● **TASK TO COMPLETE**:
Return every record below exactly as written, but leave out the pictures.
::::
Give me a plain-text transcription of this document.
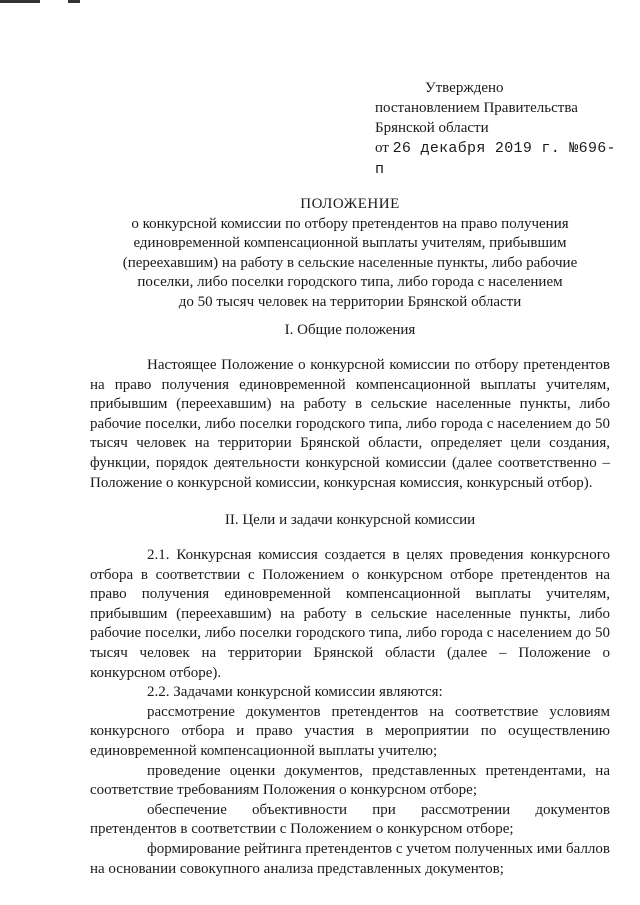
Утверждено
постановлением Правительства
Брянской области
от 26 декабря 2019 г. №696-п
ПОЛОЖЕНИЕ
о конкурсной комиссии по отбору претендентов на право получения
единовременной компенсационной выплаты учителям, прибывшим
(переехавшим) на работу в сельские населенные пункты, либо рабочие
поселки, либо поселки городского типа, либо города с населением
до 50 тысяч человек на территории Брянской области
I. Общие положения

Настоящее Положение о конкурсной комиссии по отбору претендентов на право получения единовременной компенсационной выплаты учителям, прибывшим (переехавшим) на работу в сельские населенные пункты, либо рабочие поселки, либо поселки городского типа, либо города с населением до 50 тысяч человек на территории Брянской области, определяет цели создания, функции, порядок деятельности конкурсной комиссии (далее соответственно – Положение о конкурсной комиссии, конкурсная комиссия, конкурсный отбор).

II. Цели и задачи конкурсной комиссии

2.1. Конкурсная комиссия создается в целях проведения конкурсного отбора в соответствии с Положением о конкурсном отборе претендентов на право получения единовременной компенсационной выплаты учителям, прибывшим (переехавшим) на работу в сельские населенные пункты, либо рабочие поселки, либо поселки городского типа, либо города с населением до 50 тысяч человек на территории Брянской области (далее – Положение о конкурсном отборе).

2.2. Задачами конкурсной комиссии являются:

рассмотрение документов претендентов на соответствие условиям конкурсного отбора и право участия в мероприятии по осуществлению единовременной компенсационной выплаты учителю;

проведение оценки документов, представленных претендентами, на соответствие требованиям Положения о конкурсном отборе;

обеспечение объективности при рассмотрении документов претендентов в соответствии с Положением о конкурсном отборе;

формирование рейтинга претендентов с учетом полученных ими баллов на основании совокупного анализа представленных документов;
::::
● **SOLUTION**:
Give me a plain-text transcription of this document.
Утверждено
постановлением Правительства
Брянской области
от 26 декабря 2019 г. №696-п
ПОЛОЖЕНИЕ
о конкурсной комиссии по отбору претендентов на право получения
единовременной компенсационной выплаты учителям, прибывшим
(переехавшим) на работу в сельские населенные пункты, либо рабочие
поселки, либо поселки городского типа, либо города с населением
до 50 тысяч человек на территории Брянской области
I. Общие положения

Настоящее Положение о конкурсной комиссии по отбору претендентов на право получения единовременной компенсационной выплаты учителям, прибывшим (переехавшим) на работу в сельские населенные пункты, либо рабочие поселки, либо поселки городского типа, либо города с населением до 50 тысяч человек на территории Брянской области, определяет цели создания, функции, порядок деятельности конкурсной комиссии (далее соответственно – Положение о конкурсной комиссии, конкурсная комиссия, конкурсный отбор).

II. Цели и задачи конкурсной комиссии

2.1. Конкурсная комиссия создается в целях проведения конкурсного отбора в соответствии с Положением о конкурсном отборе претендентов на право получения единовременной компенсационной выплаты учителям, прибывшим (переехавшим) на работу в сельские населенные пункты, либо рабочие поселки, либо поселки городского типа, либо города с населением до 50 тысяч человек на территории Брянской области (далее – Положение о конкурсном отборе).

2.2. Задачами конкурсной комиссии являются:

рассмотрение документов претендентов на соответствие условиям конкурсного отбора и право участия в мероприятии по осуществлению единовременной компенсационной выплаты учителю;

проведение оценки документов, представленных претендентами, на соответствие требованиям Положения о конкурсном отборе;

обеспечение объективности при рассмотрении документов претендентов в соответствии с Положением о конкурсном отборе;

формирование рейтинга претендентов с учетом полученных ими баллов на основании совокупного анализа представленных документов;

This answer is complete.